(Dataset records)
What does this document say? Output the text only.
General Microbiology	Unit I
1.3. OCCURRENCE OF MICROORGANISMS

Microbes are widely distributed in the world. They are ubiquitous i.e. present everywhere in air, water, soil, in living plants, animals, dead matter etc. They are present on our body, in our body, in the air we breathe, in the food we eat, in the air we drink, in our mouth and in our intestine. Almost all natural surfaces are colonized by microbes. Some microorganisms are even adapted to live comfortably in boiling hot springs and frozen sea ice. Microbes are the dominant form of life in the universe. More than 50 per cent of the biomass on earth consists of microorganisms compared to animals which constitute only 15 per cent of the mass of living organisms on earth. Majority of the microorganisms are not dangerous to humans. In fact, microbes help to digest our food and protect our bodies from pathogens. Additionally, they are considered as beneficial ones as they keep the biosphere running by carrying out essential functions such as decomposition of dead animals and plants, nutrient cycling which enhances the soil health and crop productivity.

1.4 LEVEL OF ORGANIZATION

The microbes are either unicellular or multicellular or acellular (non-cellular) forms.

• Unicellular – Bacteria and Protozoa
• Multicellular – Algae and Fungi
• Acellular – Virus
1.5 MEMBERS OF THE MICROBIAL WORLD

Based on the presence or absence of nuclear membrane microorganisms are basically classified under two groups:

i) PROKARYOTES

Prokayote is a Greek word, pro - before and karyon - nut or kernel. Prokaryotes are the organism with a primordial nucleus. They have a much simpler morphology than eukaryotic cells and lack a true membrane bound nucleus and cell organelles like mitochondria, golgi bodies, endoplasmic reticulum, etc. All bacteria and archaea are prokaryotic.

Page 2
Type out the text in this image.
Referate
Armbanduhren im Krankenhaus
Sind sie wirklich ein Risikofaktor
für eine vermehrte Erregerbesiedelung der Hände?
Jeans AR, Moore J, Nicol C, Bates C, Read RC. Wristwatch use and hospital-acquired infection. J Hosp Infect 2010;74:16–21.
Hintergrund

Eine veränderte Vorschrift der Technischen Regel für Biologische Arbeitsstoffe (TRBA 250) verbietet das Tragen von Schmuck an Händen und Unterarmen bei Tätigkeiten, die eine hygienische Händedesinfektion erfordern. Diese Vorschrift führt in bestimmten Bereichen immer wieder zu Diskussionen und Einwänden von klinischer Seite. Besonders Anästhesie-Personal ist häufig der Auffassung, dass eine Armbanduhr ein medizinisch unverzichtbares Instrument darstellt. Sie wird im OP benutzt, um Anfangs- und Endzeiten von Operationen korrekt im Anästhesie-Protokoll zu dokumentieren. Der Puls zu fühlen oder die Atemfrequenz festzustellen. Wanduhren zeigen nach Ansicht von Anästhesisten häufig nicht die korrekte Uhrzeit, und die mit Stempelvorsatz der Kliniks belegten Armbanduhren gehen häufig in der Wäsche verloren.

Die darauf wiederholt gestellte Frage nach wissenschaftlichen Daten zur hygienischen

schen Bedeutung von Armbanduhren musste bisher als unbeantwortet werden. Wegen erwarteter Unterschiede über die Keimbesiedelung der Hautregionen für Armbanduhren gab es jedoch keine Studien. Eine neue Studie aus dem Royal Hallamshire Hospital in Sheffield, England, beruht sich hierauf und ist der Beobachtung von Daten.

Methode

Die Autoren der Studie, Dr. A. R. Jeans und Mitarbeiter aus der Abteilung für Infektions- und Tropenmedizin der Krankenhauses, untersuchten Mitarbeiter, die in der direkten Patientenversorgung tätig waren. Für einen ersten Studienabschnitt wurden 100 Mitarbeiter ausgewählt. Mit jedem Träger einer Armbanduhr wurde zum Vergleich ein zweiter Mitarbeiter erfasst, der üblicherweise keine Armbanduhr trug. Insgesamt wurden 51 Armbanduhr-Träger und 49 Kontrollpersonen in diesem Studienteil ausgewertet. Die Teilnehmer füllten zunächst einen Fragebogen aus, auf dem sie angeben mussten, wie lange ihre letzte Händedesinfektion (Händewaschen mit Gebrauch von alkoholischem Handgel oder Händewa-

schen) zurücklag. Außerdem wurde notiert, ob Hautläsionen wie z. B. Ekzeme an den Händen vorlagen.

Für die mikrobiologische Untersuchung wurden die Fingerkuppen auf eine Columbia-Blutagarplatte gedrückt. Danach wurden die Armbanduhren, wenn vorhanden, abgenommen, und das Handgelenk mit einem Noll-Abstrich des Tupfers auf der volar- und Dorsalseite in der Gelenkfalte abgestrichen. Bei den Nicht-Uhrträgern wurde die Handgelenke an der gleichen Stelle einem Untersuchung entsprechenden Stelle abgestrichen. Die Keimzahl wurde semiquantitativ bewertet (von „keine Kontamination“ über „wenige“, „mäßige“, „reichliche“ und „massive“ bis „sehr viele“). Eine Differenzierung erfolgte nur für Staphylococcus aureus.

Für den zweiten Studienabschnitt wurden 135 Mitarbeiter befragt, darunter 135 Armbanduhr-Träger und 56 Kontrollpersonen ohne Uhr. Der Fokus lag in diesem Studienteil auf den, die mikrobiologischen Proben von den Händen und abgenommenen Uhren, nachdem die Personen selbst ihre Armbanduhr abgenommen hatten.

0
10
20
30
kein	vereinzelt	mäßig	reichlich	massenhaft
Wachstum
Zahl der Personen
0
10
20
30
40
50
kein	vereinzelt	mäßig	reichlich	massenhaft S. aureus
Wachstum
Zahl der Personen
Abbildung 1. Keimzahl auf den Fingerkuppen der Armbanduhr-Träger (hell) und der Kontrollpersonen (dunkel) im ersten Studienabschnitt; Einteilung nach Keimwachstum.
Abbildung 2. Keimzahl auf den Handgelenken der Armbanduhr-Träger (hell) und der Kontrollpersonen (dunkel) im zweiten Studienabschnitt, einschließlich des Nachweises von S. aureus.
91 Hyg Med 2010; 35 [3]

§ Exercise details: Provide an exact transcription of every entry above.

§ Solution:
What does this document say? Output the text only.
General Microbiology	Unit I
1.3. OCCURRENCE OF MICROORGANISMS

Microbes are widely distributed in the world. They are ubiquitous i.e. present everywhere in air, water, soil, in living plants, animals, dead matter etc. They are present on our body, in our body, in the air we breathe, in the food we eat, in the air we drink, in our mouth and in our intestine. Almost all natural surfaces are colonized by microbes. Some microorganisms are even adapted to live comfortably in boiling hot springs and frozen sea ice. Microbes are the dominant form of life in the universe. More than 50 per cent of the biomass on earth consists of microorganisms compared to animals which constitute only 15 per cent of the mass of living organisms on earth. Majority of the microorganisms are not dangerous to humans. In fact, microbes help to digest our food and protect our bodies from pathogens. Additionally, they are considered as beneficial ones as they keep the biosphere running by carrying out essential functions such as decomposition of dead animals and plants, nutrient cycling which enhances the soil health and crop productivity.

1.4 LEVEL OF ORGANIZATION

The microbes are either unicellular or multicellular or acellular (non-cellular) forms.

• Unicellular – Bacteria and Protozoa
• Multicellular – Algae and Fungi
• Acellular – Virus
1.5 MEMBERS OF THE MICROBIAL WORLD

Based on the presence or absence of nuclear membrane microorganisms are basically classified under two groups:

i) PROKARYOTES

Prokayote is a Greek word, pro - before and karyon - nut or kernel. Prokaryotes are the organism with a primordial nucleus. They have a much simpler morphology than eukaryotic cells and lack a true membrane bound nucleus and cell organelles like mitochondria, golgi bodies, endoplasmic reticulum, etc. All bacteria and archaea are prokaryotic.

Page 2
Type out the text in this image.
Referate
Armbanduhren im Krankenhaus
Sind sie wirklich ein Risikofaktor
für eine vermehrte Erregerbesiedelung der Hände?
Jeans AR, Moore J, Nicol C, Bates C, Read RC. Wristwatch use and hospital-acquired infection. J Hosp Infect 2010;74:16–21.
Hintergrund

Eine veränderte Vorschrift der Technischen Regel für Biologische Arbeitsstoffe (TRBA 250) verbietet das Tragen von Schmuck an Händen und Unterarmen bei Tätigkeiten, die eine hygienische Händedesinfektion erfordern. Diese Vorschrift führt in bestimmten Bereichen immer wieder zu Diskussionen und Einwänden von klinischer Seite. Besonders Anästhesie-Personal ist häufig der Auffassung, dass eine Armbanduhr ein medizinisch unverzichtbares Instrument darstellt. Sie wird im OP benutzt, um Anfangs- und Endzeiten von Operationen korrekt im Anästhesie-Protokoll zu dokumentieren. Der Puls zu fühlen oder die Atemfrequenz festzustellen. Wanduhren zeigen nach Ansicht von Anästhesisten häufig nicht die korrekte Uhrzeit, und die mit Stempelvorsatz der Kliniks belegten Armbanduhren gehen häufig in der Wäsche verloren.

Die darauf wiederholt gestellte Frage nach wissenschaftlichen Daten zur hygienischen

schen Bedeutung von Armbanduhren musste bisher als unbeantwortet werden. Wegen erwarteter Unterschiede über die Keimbesiedelung der Hautregionen für Armbanduhren gab es jedoch keine Studien. Eine neue Studie aus dem Royal Hallamshire Hospital in Sheffield, England, beruht sich hierauf und ist der Beobachtung von Daten.

Methode

Die Autoren der Studie, Dr. A. R. Jeans und Mitarbeiter aus der Abteilung für Infektions- und Tropenmedizin der Krankenhauses, untersuchten Mitarbeiter, die in der direkten Patientenversorgung tätig waren. Für einen ersten Studienabschnitt wurden 100 Mitarbeiter ausgewählt. Mit jedem Träger einer Armbanduhr wurde zum Vergleich ein zweiter Mitarbeiter erfasst, der üblicherweise keine Armbanduhr trug. Insgesamt wurden 51 Armbanduhr-Träger und 49 Kontrollpersonen in diesem Studienteil ausgewertet. Die Teilnehmer füllten zunächst einen Fragebogen aus, auf dem sie angeben mussten, wie lange ihre letzte Händedesinfektion (Händewaschen mit Gebrauch von alkoholischem Handgel oder Händewa-

schen) zurücklag. Außerdem wurde notiert, ob Hautläsionen wie z. B. Ekzeme an den Händen vorlagen.

Für die mikrobiologische Untersuchung wurden die Fingerkuppen auf eine Columbia-Blutagarplatte gedrückt. Danach wurden die Armbanduhren, wenn vorhanden, abgenommen, und das Handgelenk mit einem Noll-Abstrich des Tupfers auf der volar- und Dorsalseite in der Gelenkfalte abgestrichen. Bei den Nicht-Uhrträgern wurde die Handgelenke an der gleichen Stelle einem Untersuchung entsprechenden Stelle abgestrichen. Die Keimzahl wurde semiquantitativ bewertet (von „keine Kontamination“ über „wenige“, „mäßige“, „reichliche“ und „massive“ bis „sehr viele“). Eine Differenzierung erfolgte nur für Staphylococcus aureus.

Für den zweiten Studienabschnitt wurden 135 Mitarbeiter befragt, darunter 135 Armbanduhr-Träger und 56 Kontrollpersonen ohne Uhr. Der Fokus lag in diesem Studienteil auf den, die mikrobiologischen Proben von den Händen und abgenommenen Uhren, nachdem die Personen selbst ihre Armbanduhr abgenommen hatten.

0
10
20
30
kein	vereinzelt	mäßig	reichlich	massenhaft
Wachstum
Zahl der Personen
0
10
20
30
40
50
kein	vereinzelt	mäßig	reichlich	massenhaft S. aureus
Wachstum
Zahl der Personen
Abbildung 1. Keimzahl auf den Fingerkuppen der Armbanduhr-Träger (hell) und der Kontrollpersonen (dunkel) im ersten Studienabschnitt; Einteilung nach Keimwachstum.
Abbildung 2. Keimzahl auf den Handgelenken der Armbanduhr-Träger (hell) und der Kontrollpersonen (dunkel) im zweiten Studienabschnitt, einschließlich des Nachweises von S. aureus.
91 Hyg Med 2010; 35 [3]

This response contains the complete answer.